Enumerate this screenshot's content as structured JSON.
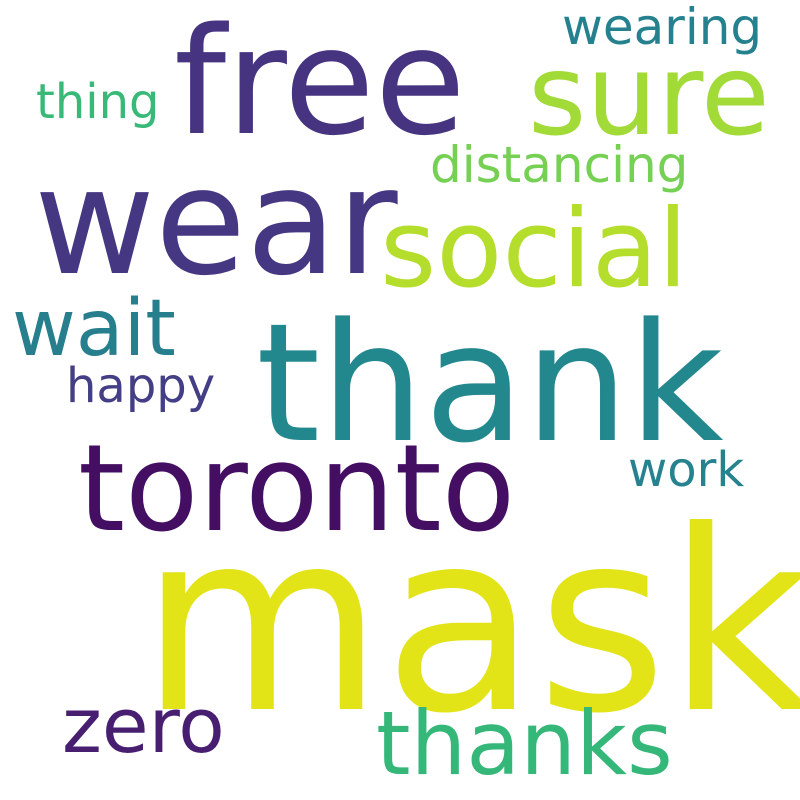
{
  "word_cloud": {
    "background_color": "#ffffff",
    "words": [
      {
        "id": "w-mask",
        "text": "mask",
        "color": "#e2e418"
      },
      {
        "id": "w-thank",
        "text": "thank",
        "color": "#23888e"
      },
      {
        "id": "w-toronto",
        "text": "toronto",
        "color": "#440f62"
      },
      {
        "id": "w-wear",
        "text": "wear",
        "color": "#453781"
      },
      {
        "id": "w-free",
        "text": "free",
        "color": "#463480"
      },
      {
        "id": "w-sure",
        "text": "sure",
        "color": "#a2da37"
      },
      {
        "id": "w-social",
        "text": "social",
        "color": "#b5dd2b"
      },
      {
        "id": "w-thanks",
        "text": "thanks",
        "color": "#35b779"
      },
      {
        "id": "w-zero",
        "text": "zero",
        "color": "#481f70"
      },
      {
        "id": "w-wait",
        "text": "wait",
        "color": "#277f8e"
      },
      {
        "id": "w-distancing",
        "text": "distancing",
        "color": "#75d054"
      },
      {
        "id": "w-wearing",
        "text": "wearing",
        "color": "#26818e"
      },
      {
        "id": "w-thing",
        "text": "thing",
        "color": "#38b977"
      },
      {
        "id": "w-happy",
        "text": "happy",
        "color": "#433e85"
      },
      {
        "id": "w-work",
        "text": "work",
        "color": "#26828e"
      }
    ]
  }
}
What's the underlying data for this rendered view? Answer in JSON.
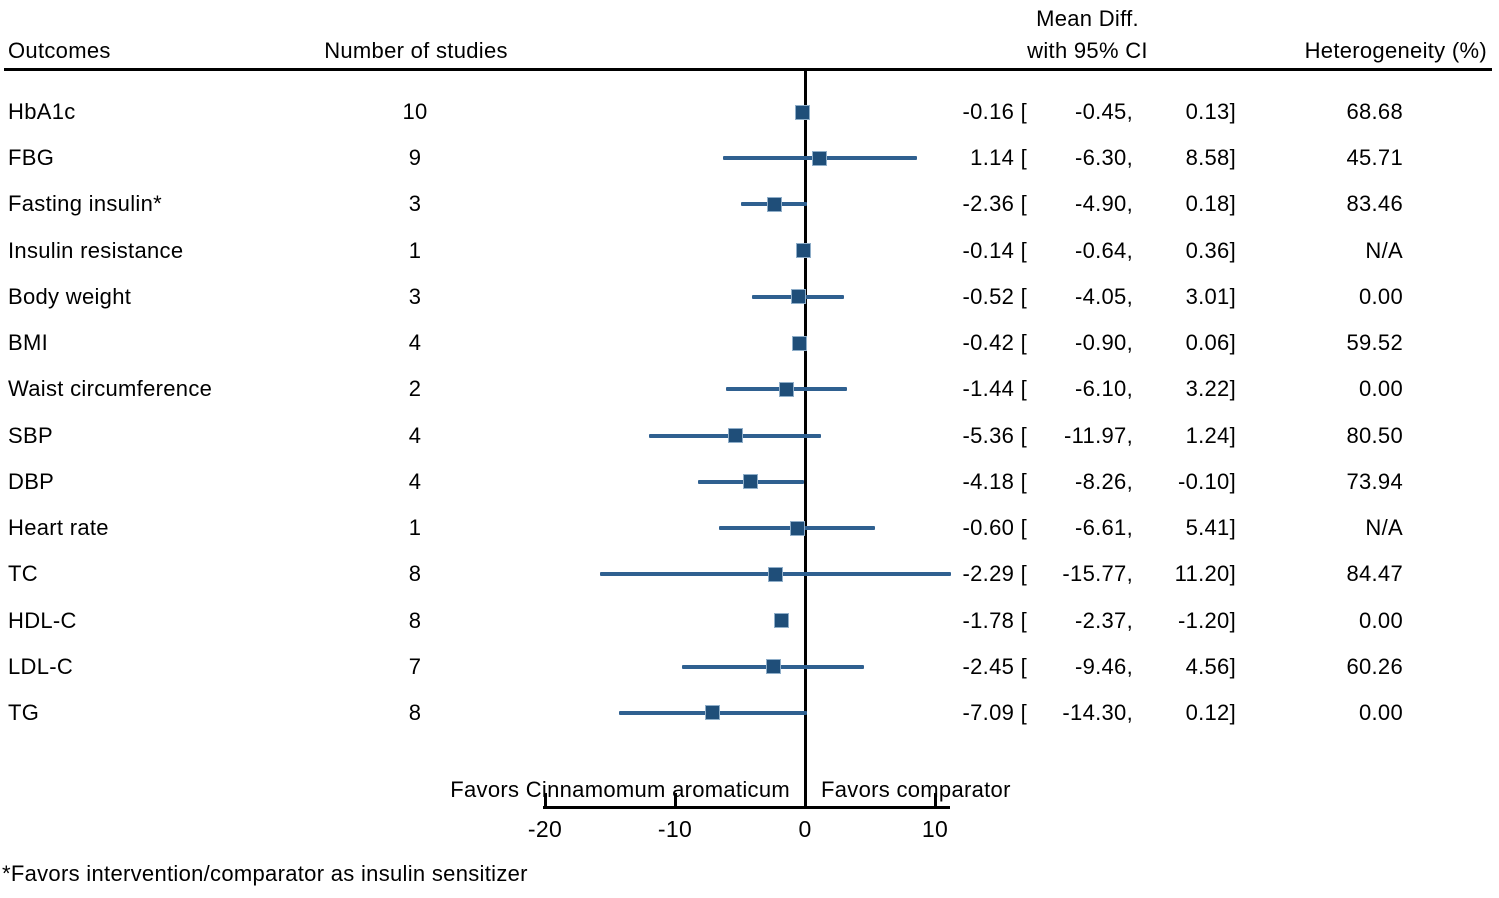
{
  "columns": {
    "outcomes": "Outcomes",
    "n_studies": "Number of studies",
    "mean_diff_line1": "Mean Diff.",
    "mean_diff_line2": "with 95% CI",
    "heterogeneity": "Heterogeneity (%)"
  },
  "footnote": "*Favors intervention/comparator as insulin sensitizer",
  "colors": {
    "marker": "#1F4E79",
    "marker_edge": "#8FAEC9",
    "ci_line": "#2F6090",
    "axis": "#000000"
  },
  "chart_data": {
    "type": "forest",
    "x_axis": {
      "ticks": [
        -20,
        -10,
        0,
        10
      ],
      "tick_labels": [
        "-20",
        "-10",
        "0",
        "10"
      ],
      "zero_reference": 0,
      "range": [
        -20.2,
        11.2
      ]
    },
    "favors_left": "Favors Cinnamomum aromaticum",
    "favors_right": "Favors comparator",
    "rows": [
      {
        "outcome": "HbA1c",
        "n": "10",
        "est": -0.16,
        "low": -0.45,
        "high": 0.13,
        "est_fmt": "-0.16 [",
        "low_fmt": "-0.45,",
        "high_fmt": "0.13]",
        "heterogeneity": "68.68"
      },
      {
        "outcome": "FBG",
        "n": "9",
        "est": 1.14,
        "low": -6.3,
        "high": 8.58,
        "est_fmt": "1.14 [",
        "low_fmt": "-6.30,",
        "high_fmt": "8.58]",
        "heterogeneity": "45.71"
      },
      {
        "outcome": "Fasting insulin*",
        "n": "3",
        "est": -2.36,
        "low": -4.9,
        "high": 0.18,
        "est_fmt": "-2.36 [",
        "low_fmt": "-4.90,",
        "high_fmt": "0.18]",
        "heterogeneity": "83.46"
      },
      {
        "outcome": "Insulin resistance",
        "n": "1",
        "est": -0.14,
        "low": -0.64,
        "high": 0.36,
        "est_fmt": "-0.14 [",
        "low_fmt": "-0.64,",
        "high_fmt": "0.36]",
        "heterogeneity": "N/A"
      },
      {
        "outcome": "Body weight",
        "n": "3",
        "est": -0.52,
        "low": -4.05,
        "high": 3.01,
        "est_fmt": "-0.52 [",
        "low_fmt": "-4.05,",
        "high_fmt": "3.01]",
        "heterogeneity": "0.00"
      },
      {
        "outcome": "BMI",
        "n": "4",
        "est": -0.42,
        "low": -0.9,
        "high": 0.06,
        "est_fmt": "-0.42 [",
        "low_fmt": "-0.90,",
        "high_fmt": "0.06]",
        "heterogeneity": "59.52"
      },
      {
        "outcome": "Waist circumference",
        "n": "2",
        "est": -1.44,
        "low": -6.1,
        "high": 3.22,
        "est_fmt": "-1.44 [",
        "low_fmt": "-6.10,",
        "high_fmt": "3.22]",
        "heterogeneity": "0.00"
      },
      {
        "outcome": "SBP",
        "n": "4",
        "est": -5.36,
        "low": -11.97,
        "high": 1.24,
        "est_fmt": "-5.36 [",
        "low_fmt": "-11.97,",
        "high_fmt": "1.24]",
        "heterogeneity": "80.50"
      },
      {
        "outcome": "DBP",
        "n": "4",
        "est": -4.18,
        "low": -8.26,
        "high": -0.1,
        "est_fmt": "-4.18 [",
        "low_fmt": "-8.26,",
        "high_fmt": "-0.10]",
        "heterogeneity": "73.94"
      },
      {
        "outcome": "Heart rate",
        "n": "1",
        "est": -0.6,
        "low": -6.61,
        "high": 5.41,
        "est_fmt": "-0.60 [",
        "low_fmt": "-6.61,",
        "high_fmt": "5.41]",
        "heterogeneity": "N/A"
      },
      {
        "outcome": "TC",
        "n": "8",
        "est": -2.29,
        "low": -15.77,
        "high": 11.2,
        "est_fmt": "-2.29 [",
        "low_fmt": "-15.77,",
        "high_fmt": "11.20]",
        "heterogeneity": "84.47"
      },
      {
        "outcome": "HDL-C",
        "n": "8",
        "est": -1.78,
        "low": -2.37,
        "high": -1.2,
        "est_fmt": "-1.78 [",
        "low_fmt": "-2.37,",
        "high_fmt": "-1.20]",
        "heterogeneity": "0.00"
      },
      {
        "outcome": "LDL-C",
        "n": "7",
        "est": -2.45,
        "low": -9.46,
        "high": 4.56,
        "est_fmt": "-2.45 [",
        "low_fmt": "-9.46,",
        "high_fmt": "4.56]",
        "heterogeneity": "60.26"
      },
      {
        "outcome": "TG",
        "n": "8",
        "est": -7.09,
        "low": -14.3,
        "high": 0.12,
        "est_fmt": "-7.09 [",
        "low_fmt": "-14.30,",
        "high_fmt": "0.12]",
        "heterogeneity": "0.00"
      }
    ]
  }
}
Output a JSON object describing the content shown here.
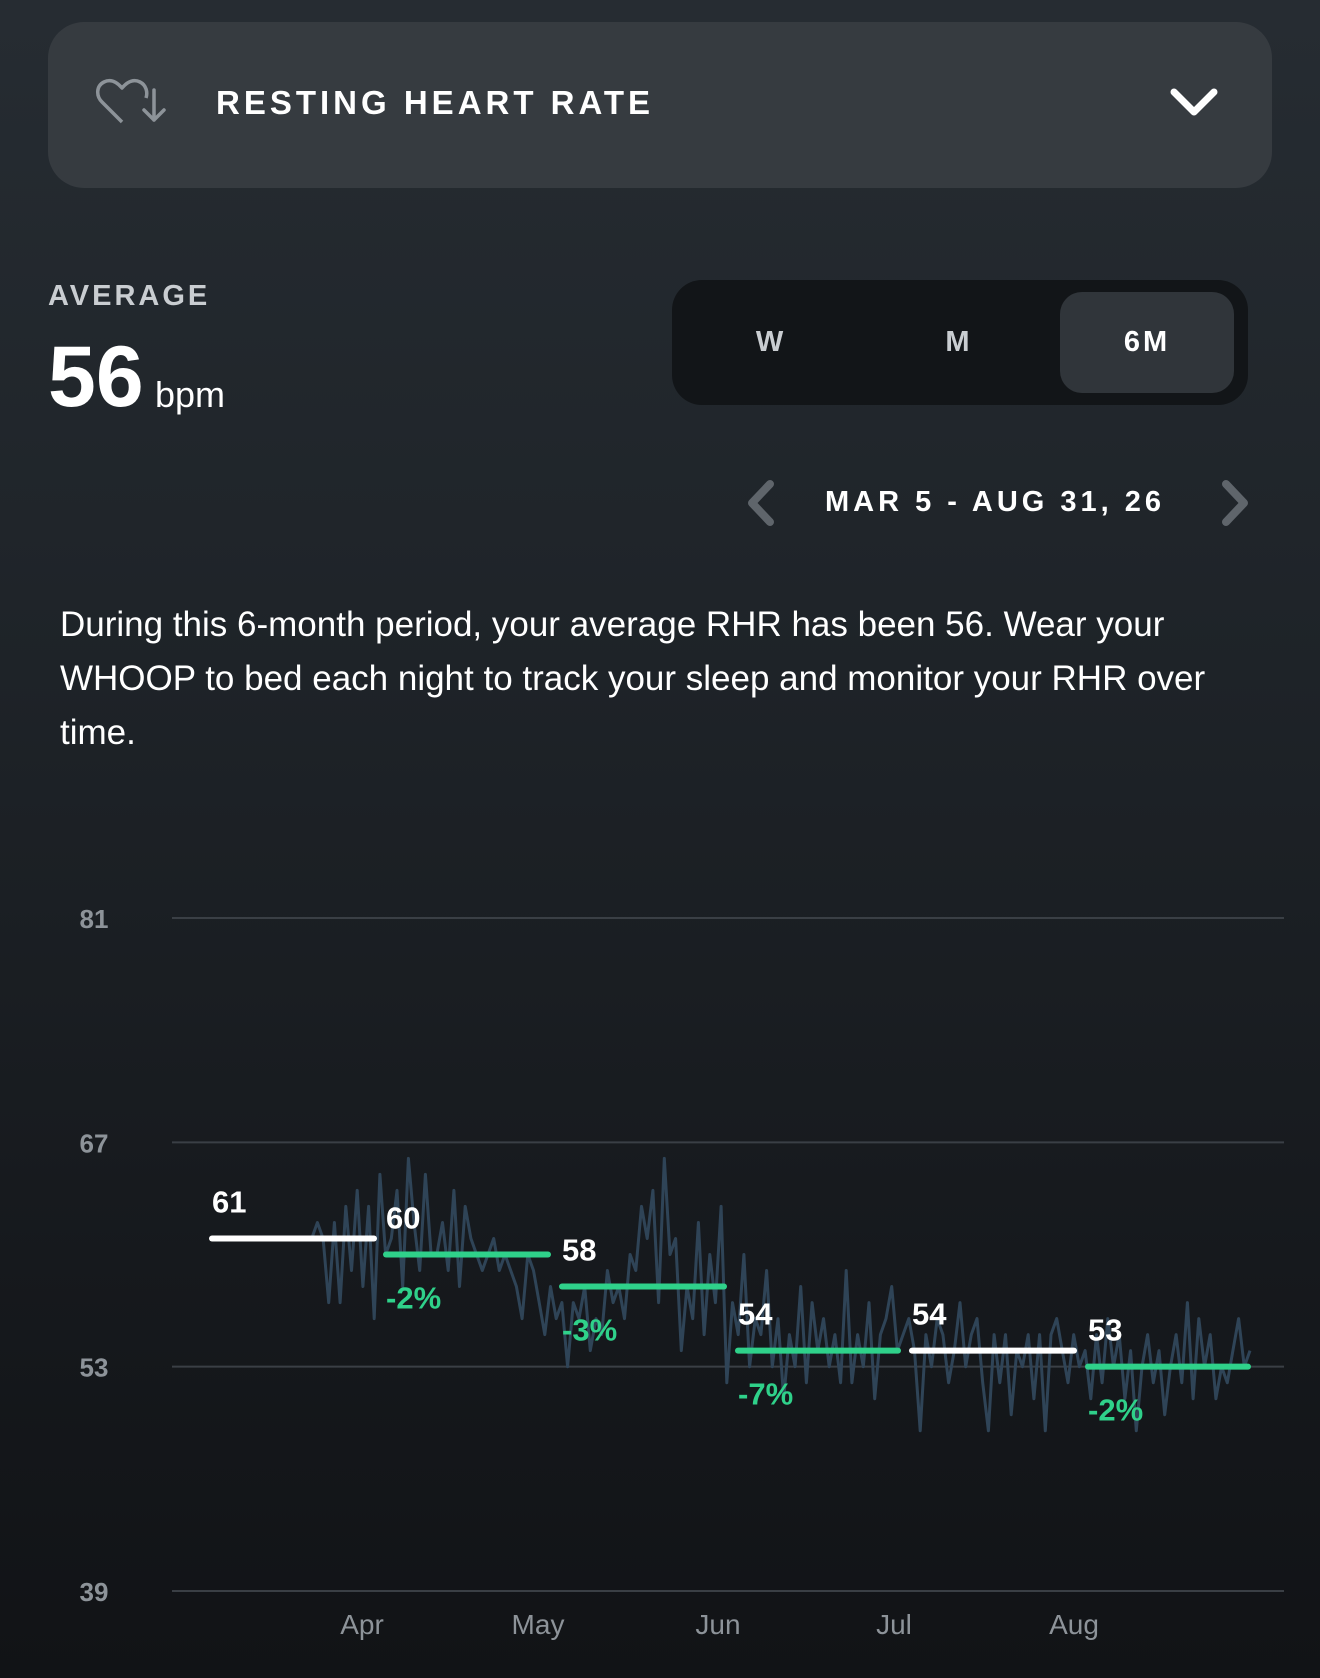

» **Exercise requirements**: Pictures don't belong in the copy. Transcribe every record exactly as it appears.

» **Complete answer**:
Enumerate this screenshot's content as structured JSON.
{
  "word_cloud": {
    "background_color": "#ffffff",
    "words": [
      {
        "id": "w-mask",
        "text": "mask",
        "color": "#e2e418"
      },
      {
        "id": "w-thank",
        "text": "thank",
        "color": "#23888e"
      },
      {
        "id": "w-toronto",
        "text": "toronto",
        "color": "#440f62"
      },
      {
        "id": "w-wear",
        "text": "wear",
        "color": "#453781"
      },
      {
        "id": "w-free",
        "text": "free",
        "color": "#463480"
      },
      {
        "id": "w-sure",
        "text": "sure",
        "color": "#a2da37"
      },
      {
        "id": "w-social",
        "text": "social",
        "color": "#b5dd2b"
      },
      {
        "id": "w-thanks",
        "text": "thanks",
        "color": "#35b779"
      },
      {
        "id": "w-zero",
        "text": "zero",
        "color": "#481f70"
      },
      {
        "id": "w-wait",
        "text": "wait",
        "color": "#277f8e"
      },
      {
        "id": "w-distancing",
        "text": "distancing",
        "color": "#75d054"
      },
      {
        "id": "w-wearing",
        "text": "wearing",
        "color": "#26818e"
      },
      {
        "id": "w-thing",
        "text": "thing",
        "color": "#38b977"
      },
      {
        "id": "w-happy",
        "text": "happy",
        "color": "#433e85"
      },
      {
        "id": "w-work",
        "text": "work",
        "color": "#26828e"
      }
    ]
  }
}
What's the underlying data for this rendered view? Answer in JSON.
{
  "columns": {
    "outcomes": "Outcomes",
    "n_studies": "Number of studies",
    "mean_diff_line1": "Mean Diff.",
    "mean_diff_line2": "with 95% CI",
    "heterogeneity": "Heterogeneity (%)"
  },
  "footnote": "*Favors intervention/comparator as insulin sensitizer",
  "colors": {
    "marker": "#1F4E79",
    "marker_edge": "#8FAEC9",
    "ci_line": "#2F6090",
    "axis": "#000000"
  },
  "chart_data": {
    "type": "forest",
    "x_axis": {
      "ticks": [
        -20,
        -10,
        0,
        10
      ],
      "tick_labels": [
        "-20",
        "-10",
        "0",
        "10"
      ],
      "zero_reference": 0,
      "range": [
        -20.2,
        11.2
      ]
    },
    "favors_left": "Favors Cinnamomum aromaticum",
    "favors_right": "Favors comparator",
    "rows": [
      {
        "outcome": "HbA1c",
        "n": "10",
        "est": -0.16,
        "low": -0.45,
        "high": 0.13,
        "est_fmt": "-0.16 [",
        "low_fmt": "-0.45,",
        "high_fmt": "0.13]",
        "heterogeneity": "68.68"
      },
      {
        "outcome": "FBG",
        "n": "9",
        "est": 1.14,
        "low": -6.3,
        "high": 8.58,
        "est_fmt": "1.14 [",
        "low_fmt": "-6.30,",
        "high_fmt": "8.58]",
        "heterogeneity": "45.71"
      },
      {
        "outcome": "Fasting insulin*",
        "n": "3",
        "est": -2.36,
        "low": -4.9,
        "high": 0.18,
        "est_fmt": "-2.36 [",
        "low_fmt": "-4.90,",
        "high_fmt": "0.18]",
        "heterogeneity": "83.46"
      },
      {
        "outcome": "Insulin resistance",
        "n": "1",
        "est": -0.14,
        "low": -0.64,
        "high": 0.36,
        "est_fmt": "-0.14 [",
        "low_fmt": "-0.64,",
        "high_fmt": "0.36]",
        "heterogeneity": "N/A"
      },
      {
        "outcome": "Body weight",
        "n": "3",
        "est": -0.52,
        "low": -4.05,
        "high": 3.01,
        "est_fmt": "-0.52 [",
        "low_fmt": "-4.05,",
        "high_fmt": "3.01]",
        "heterogeneity": "0.00"
      },
      {
        "outcome": "BMI",
        "n": "4",
        "est": -0.42,
        "low": -0.9,
        "high": 0.06,
        "est_fmt": "-0.42 [",
        "low_fmt": "-0.90,",
        "high_fmt": "0.06]",
        "heterogeneity": "59.52"
      },
      {
        "outcome": "Waist circumference",
        "n": "2",
        "est": -1.44,
        "low": -6.1,
        "high": 3.22,
        "est_fmt": "-1.44 [",
        "low_fmt": "-6.10,",
        "high_fmt": "3.22]",
        "heterogeneity": "0.00"
      },
      {
        "outcome": "SBP",
        "n": "4",
        "est": -5.36,
        "low": -11.97,
        "high": 1.24,
        "est_fmt": "-5.36 [",
        "low_fmt": "-11.97,",
        "high_fmt": "1.24]",
        "heterogeneity": "80.50"
      },
      {
        "outcome": "DBP",
        "n": "4",
        "est": -4.18,
        "low": -8.26,
        "high": -0.1,
        "est_fmt": "-4.18 [",
        "low_fmt": "-8.26,",
        "high_fmt": "-0.10]",
        "heterogeneity": "73.94"
      },
      {
        "outcome": "Heart rate",
        "n": "1",
        "est": -0.6,
        "low": -6.61,
        "high": 5.41,
        "est_fmt": "-0.60 [",
        "low_fmt": "-6.61,",
        "high_fmt": "5.41]",
        "heterogeneity": "N/A"
      },
      {
        "outcome": "TC",
        "n": "8",
        "est": -2.29,
        "low": -15.77,
        "high": 11.2,
        "est_fmt": "-2.29 [",
        "low_fmt": "-15.77,",
        "high_fmt": "11.20]",
        "heterogeneity": "84.47"
      },
      {
        "outcome": "HDL-C",
        "n": "8",
        "est": -1.78,
        "low": -2.37,
        "high": -1.2,
        "est_fmt": "-1.78 [",
        "low_fmt": "-2.37,",
        "high_fmt": "-1.20]",
        "heterogeneity": "0.00"
      },
      {
        "outcome": "LDL-C",
        "n": "7",
        "est": -2.45,
        "low": -9.46,
        "high": 4.56,
        "est_fmt": "-2.45 [",
        "low_fmt": "-9.46,",
        "high_fmt": "4.56]",
        "heterogeneity": "60.26"
      },
      {
        "outcome": "TG",
        "n": "8",
        "est": -7.09,
        "low": -14.3,
        "high": 0.12,
        "est_fmt": "-7.09 [",
        "low_fmt": "-14.30,",
        "high_fmt": "0.12]",
        "heterogeneity": "0.00"
      }
    ]
  }
}
Output a JSON object describing the content shown here.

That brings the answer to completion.